Extracted records
----------

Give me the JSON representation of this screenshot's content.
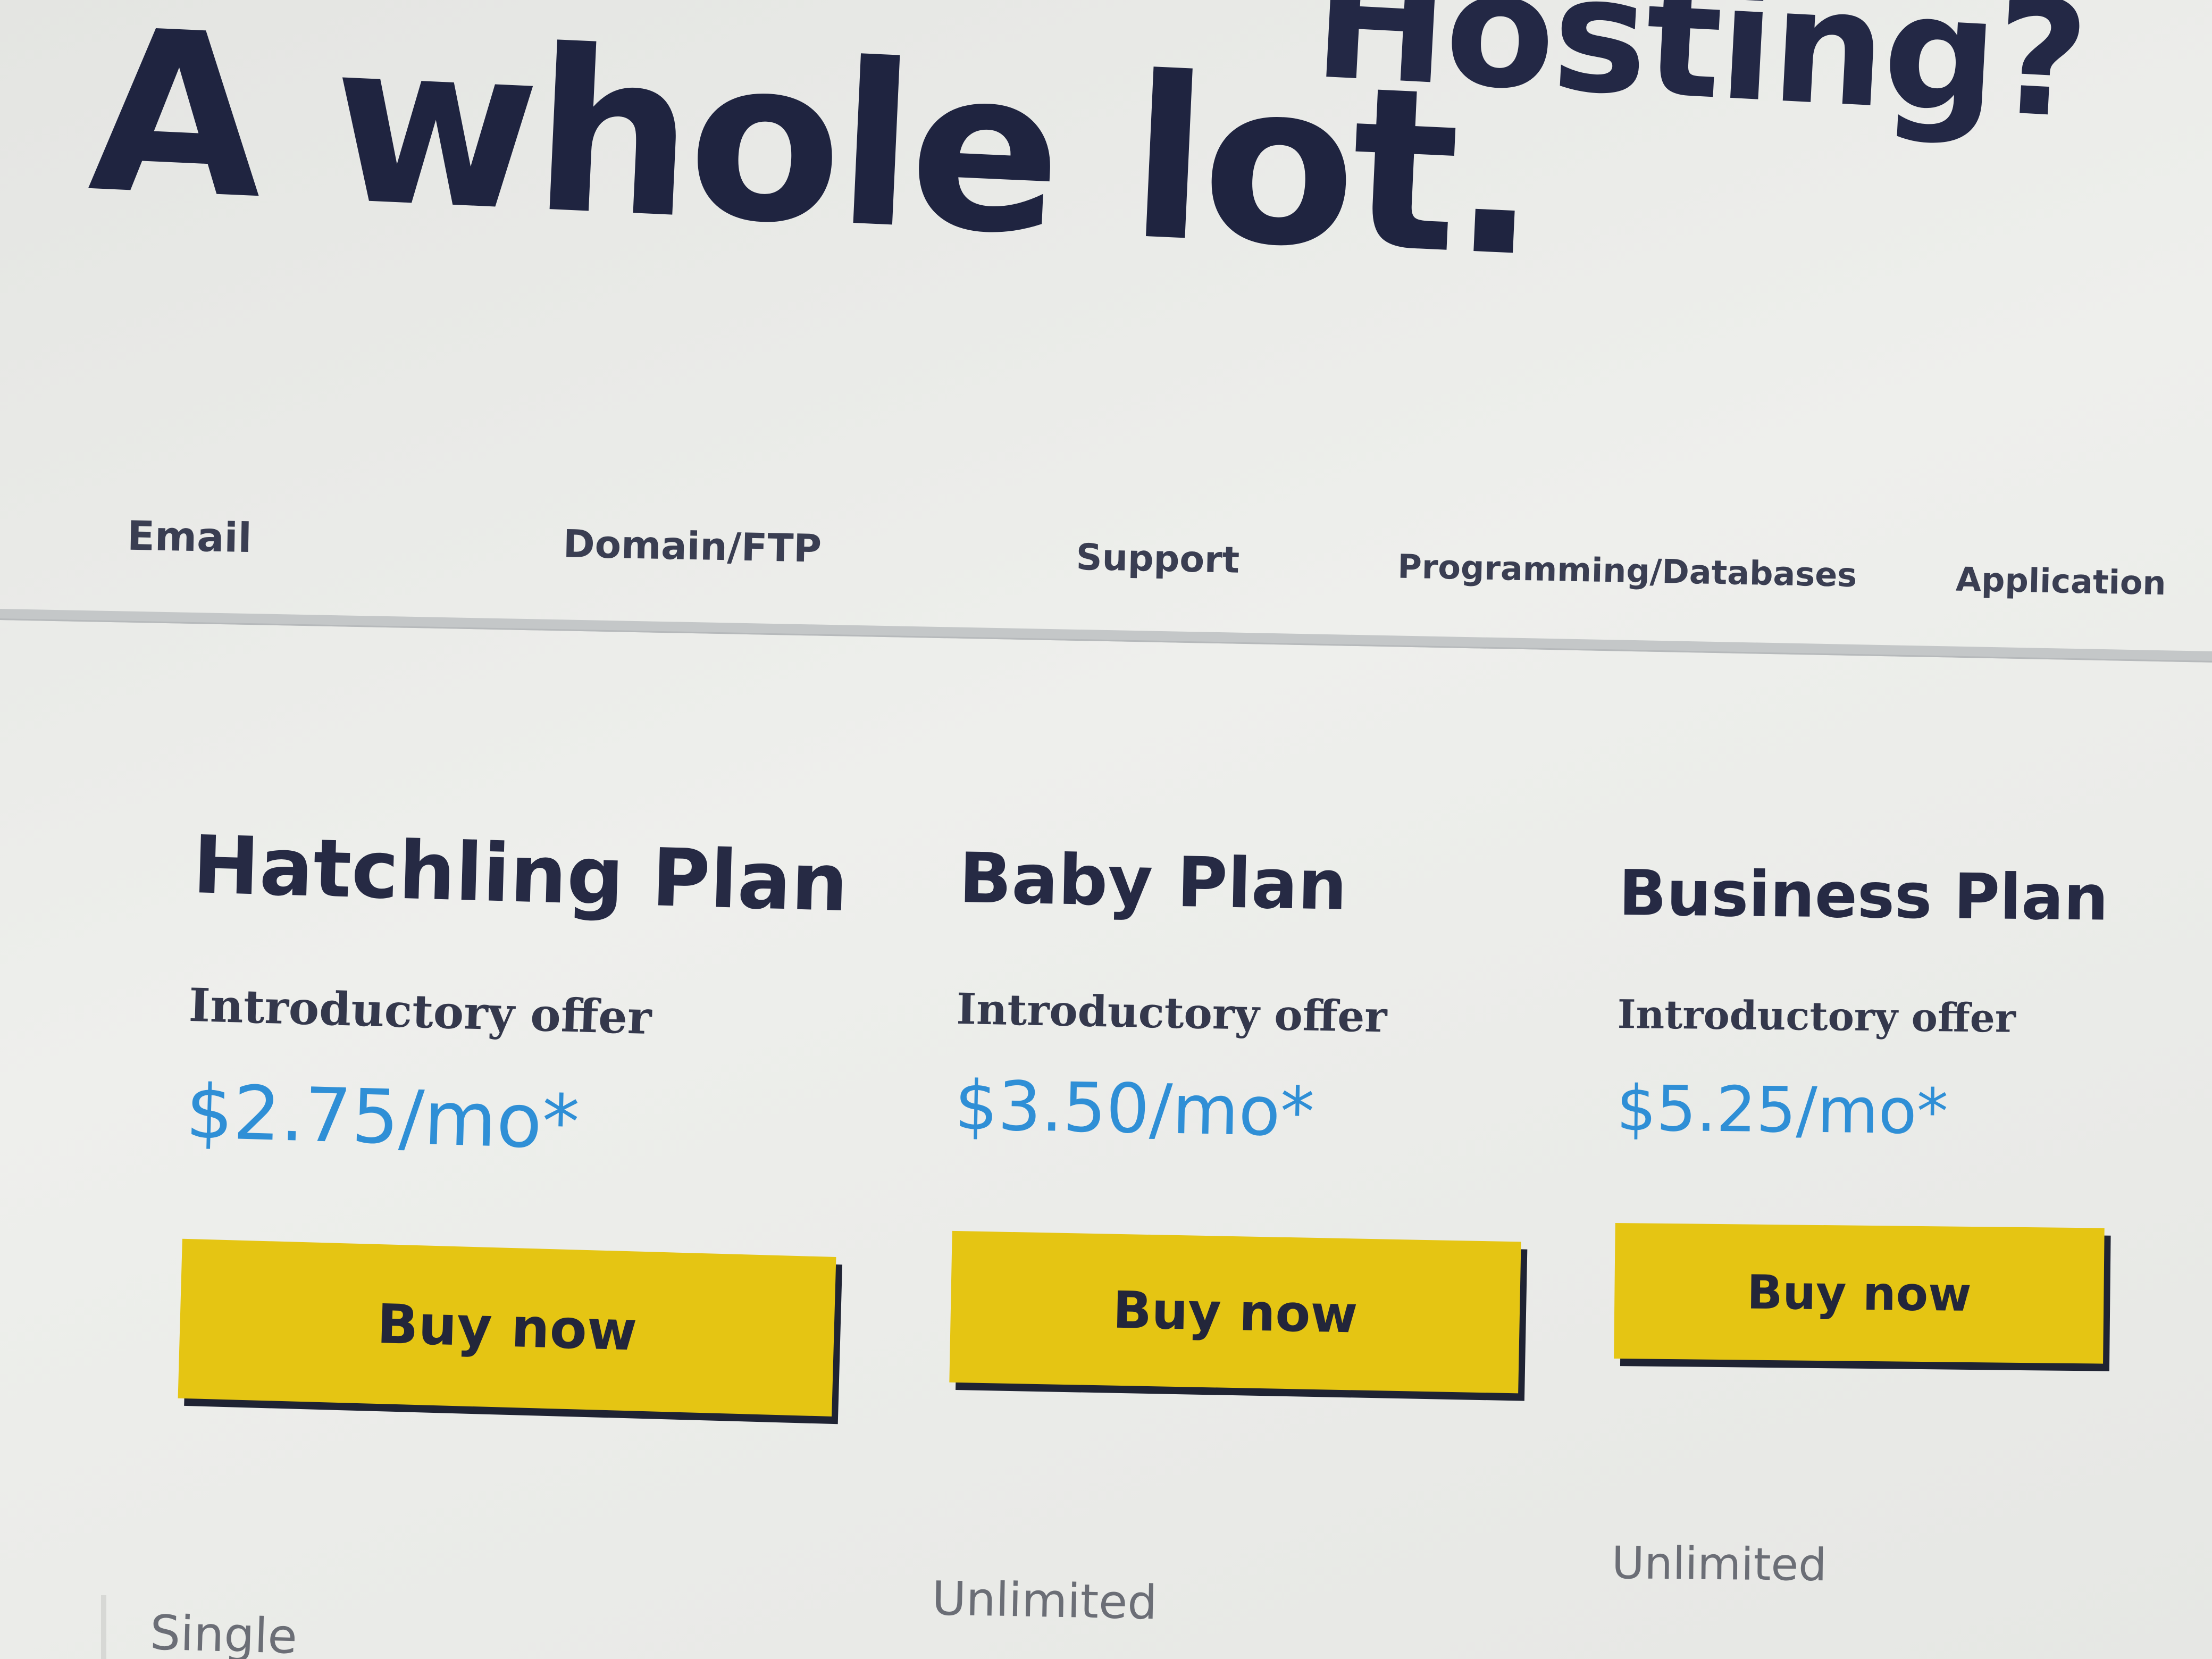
{
  "hero": {
    "headline_top": "Hosting?",
    "headline": "A whole lot."
  },
  "tabs": [
    {
      "label": "Email"
    },
    {
      "label": "Domain/FTP"
    },
    {
      "label": "Support"
    },
    {
      "label": "Programming/Databases"
    },
    {
      "label": "Application"
    }
  ],
  "plans": [
    {
      "title": "Hatchling Plan",
      "offer": "Introductory offer",
      "price": "$2.75/mo*",
      "button_label": "Buy now",
      "feature": "Single"
    },
    {
      "title": "Baby Plan",
      "offer": "Introductory offer",
      "price": "$3.50/mo*",
      "button_label": "Buy now",
      "feature": "Unlimited"
    },
    {
      "title": "Business Plan",
      "offer": "Introductory offer",
      "price": "$5.25/mo*",
      "button_label": "Buy now",
      "feature": "Unlimited"
    }
  ],
  "colors": {
    "heading": "#1f2440",
    "price": "#2f8fd6",
    "button": "#e5c513",
    "button_shadow": "#1f2333",
    "background": "#e9eae7"
  }
}
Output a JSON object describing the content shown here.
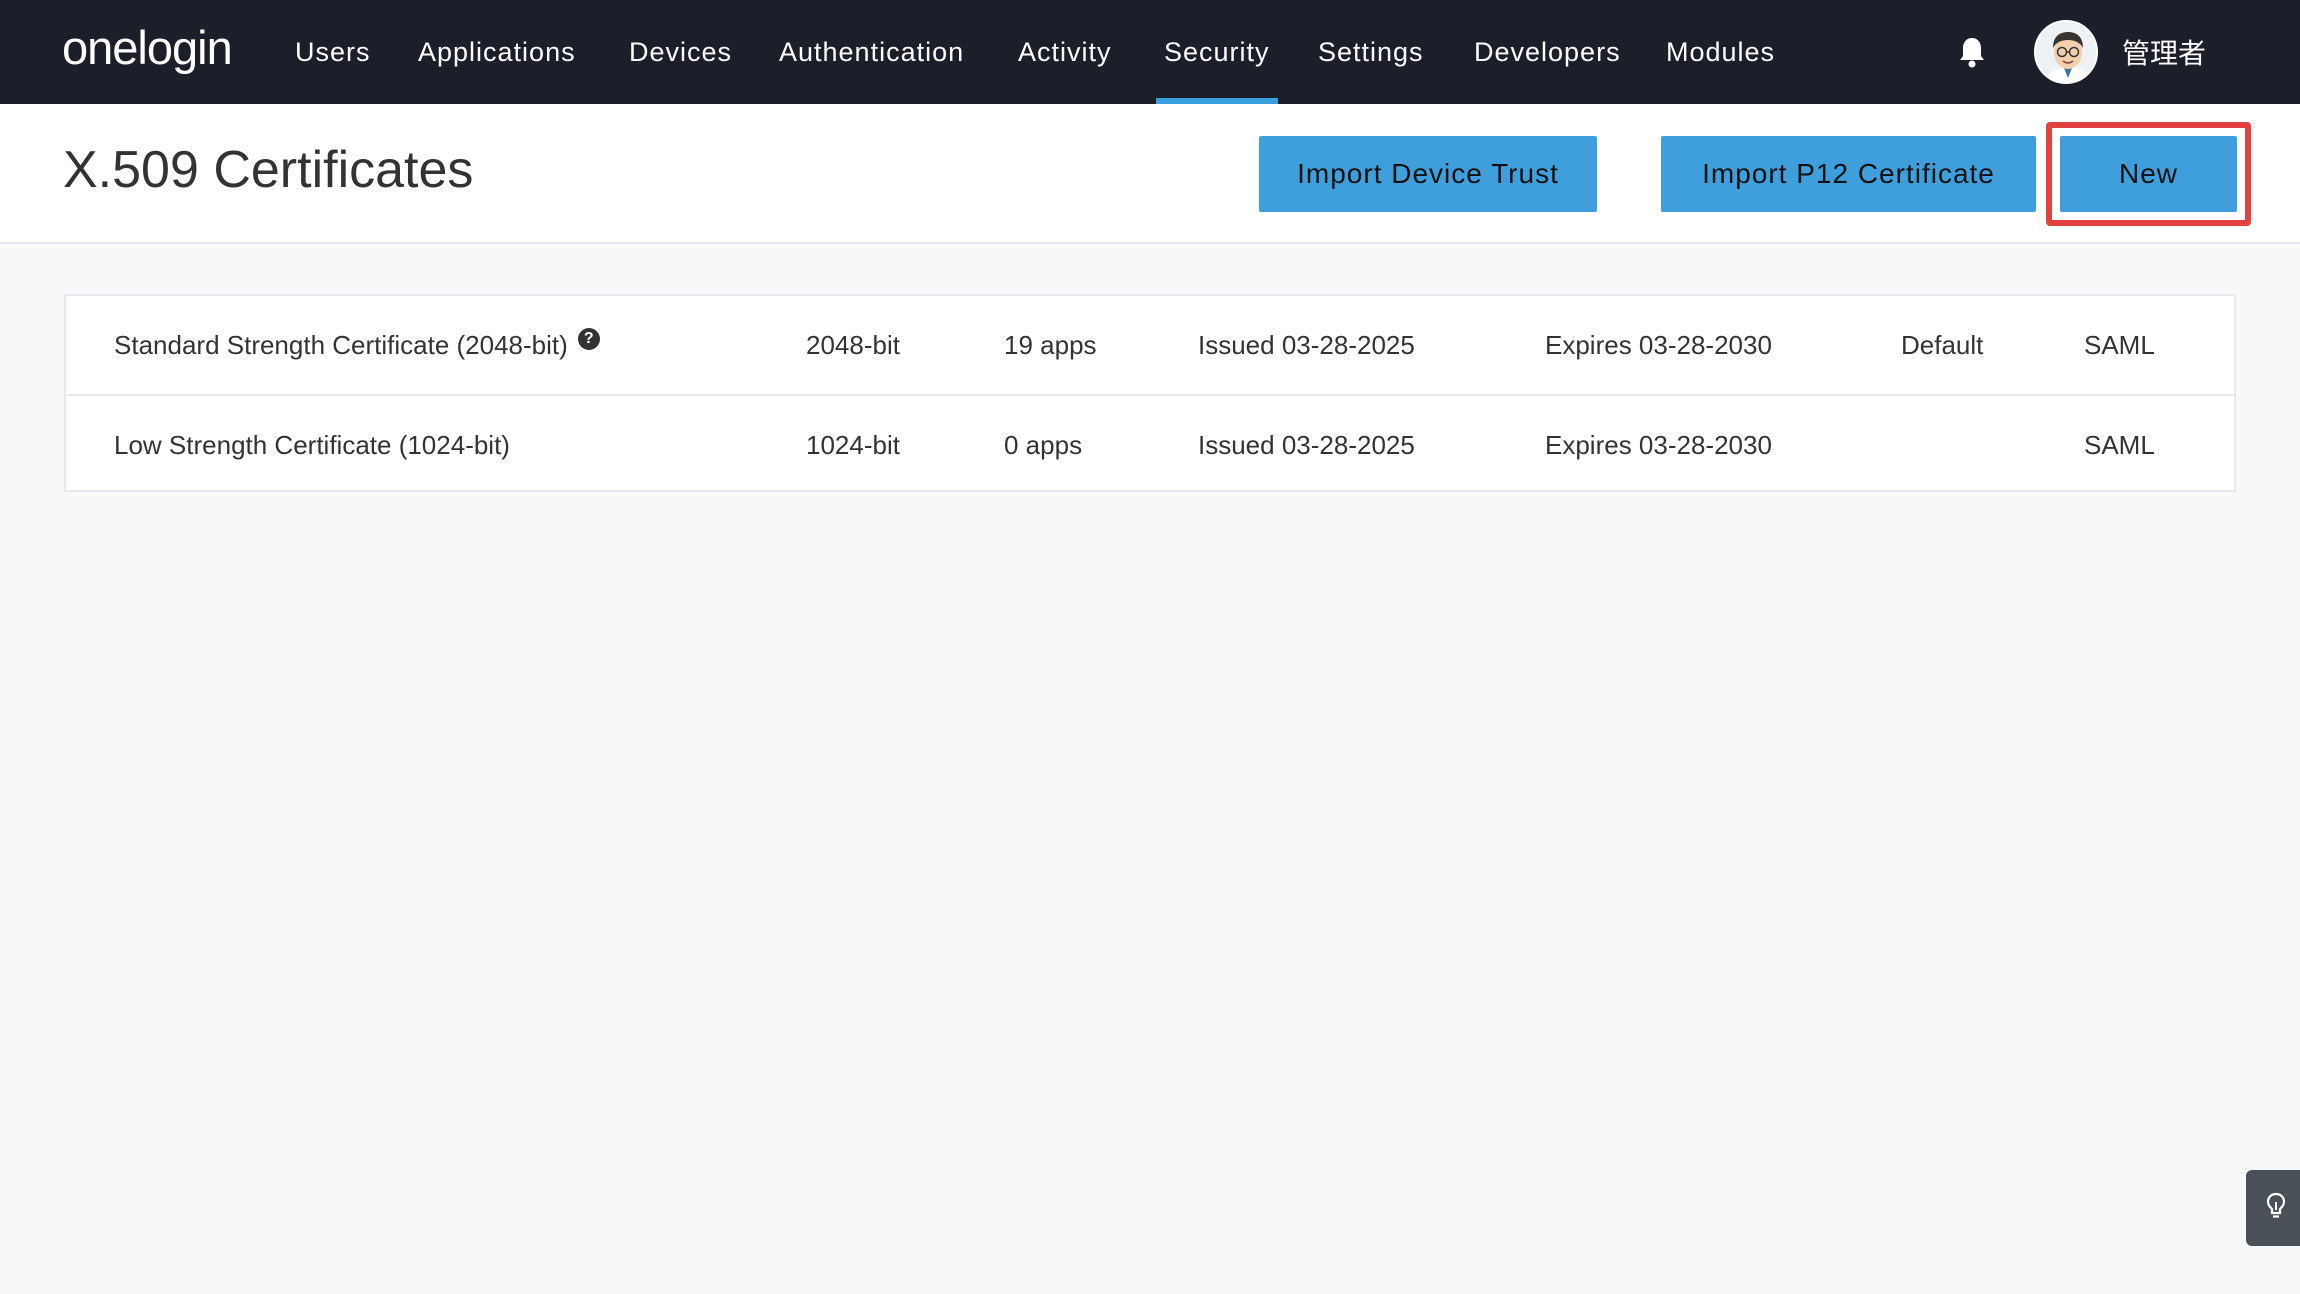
{
  "nav": {
    "logo": "onelogin",
    "items": [
      {
        "label": "Users"
      },
      {
        "label": "Applications"
      },
      {
        "label": "Devices"
      },
      {
        "label": "Authentication"
      },
      {
        "label": "Activity"
      },
      {
        "label": "Security",
        "active": true
      },
      {
        "label": "Settings"
      },
      {
        "label": "Developers"
      },
      {
        "label": "Modules"
      }
    ],
    "user_name": "管理者"
  },
  "page": {
    "title": "X.509 Certificates",
    "buttons": {
      "import_device_trust": "Import Device Trust",
      "import_p12": "Import P12 Certificate",
      "new": "New"
    }
  },
  "certificates": [
    {
      "name": "Standard Strength Certificate (2048-bit)",
      "help_icon": "?",
      "strength": "2048-bit",
      "apps": "19 apps",
      "issued": "Issued 03-28-2025",
      "expires": "Expires 03-28-2030",
      "default": "Default",
      "type": "SAML"
    },
    {
      "name": "Low Strength Certificate (1024-bit)",
      "strength": "1024-bit",
      "apps": "0 apps",
      "issued": "Issued 03-28-2025",
      "expires": "Expires 03-28-2030",
      "default": "",
      "type": "SAML"
    }
  ],
  "colors": {
    "nav_bg": "#1c1f2a",
    "accent": "#3f9fdc",
    "highlight": "#e2423f",
    "page_bg": "#f7f8fa"
  },
  "icons": {
    "notifications": "bell-icon",
    "help": "question-circle-icon",
    "tips": "lightbulb-icon"
  }
}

----------

REQUIREMENTS: Reproduce each entry verbatim, excluding any embedded images.

WORKED SOLUTION:
Give me the JSON representation of this screenshot's content.
{
  "hero": {
    "headline_top": "Hosting?",
    "headline": "A whole lot."
  },
  "tabs": [
    {
      "label": "Email"
    },
    {
      "label": "Domain/FTP"
    },
    {
      "label": "Support"
    },
    {
      "label": "Programming/Databases"
    },
    {
      "label": "Application"
    }
  ],
  "plans": [
    {
      "title": "Hatchling Plan",
      "offer": "Introductory offer",
      "price": "$2.75/mo*",
      "button_label": "Buy now",
      "feature": "Single"
    },
    {
      "title": "Baby Plan",
      "offer": "Introductory offer",
      "price": "$3.50/mo*",
      "button_label": "Buy now",
      "feature": "Unlimited"
    },
    {
      "title": "Business Plan",
      "offer": "Introductory offer",
      "price": "$5.25/mo*",
      "button_label": "Buy now",
      "feature": "Unlimited"
    }
  ],
  "colors": {
    "heading": "#1f2440",
    "price": "#2f8fd6",
    "button": "#e5c513",
    "button_shadow": "#1f2333",
    "background": "#e9eae7"
  }
}
Output a JSON object describing the content shown here.
{
  "nav": {
    "logo": "onelogin",
    "items": [
      {
        "label": "Users"
      },
      {
        "label": "Applications"
      },
      {
        "label": "Devices"
      },
      {
        "label": "Authentication"
      },
      {
        "label": "Activity"
      },
      {
        "label": "Security",
        "active": true
      },
      {
        "label": "Settings"
      },
      {
        "label": "Developers"
      },
      {
        "label": "Modules"
      }
    ],
    "user_name": "管理者"
  },
  "page": {
    "title": "X.509 Certificates",
    "buttons": {
      "import_device_trust": "Import Device Trust",
      "import_p12": "Import P12 Certificate",
      "new": "New"
    }
  },
  "certificates": [
    {
      "name": "Standard Strength Certificate (2048-bit)",
      "help_icon": "?",
      "strength": "2048-bit",
      "apps": "19 apps",
      "issued": "Issued 03-28-2025",
      "expires": "Expires 03-28-2030",
      "default": "Default",
      "type": "SAML"
    },
    {
      "name": "Low Strength Certificate (1024-bit)",
      "strength": "1024-bit",
      "apps": "0 apps",
      "issued": "Issued 03-28-2025",
      "expires": "Expires 03-28-2030",
      "default": "",
      "type": "SAML"
    }
  ],
  "colors": {
    "nav_bg": "#1c1f2a",
    "accent": "#3f9fdc",
    "highlight": "#e2423f",
    "page_bg": "#f7f8fa"
  },
  "icons": {
    "notifications": "bell-icon",
    "help": "question-circle-icon",
    "tips": "lightbulb-icon"
  }
}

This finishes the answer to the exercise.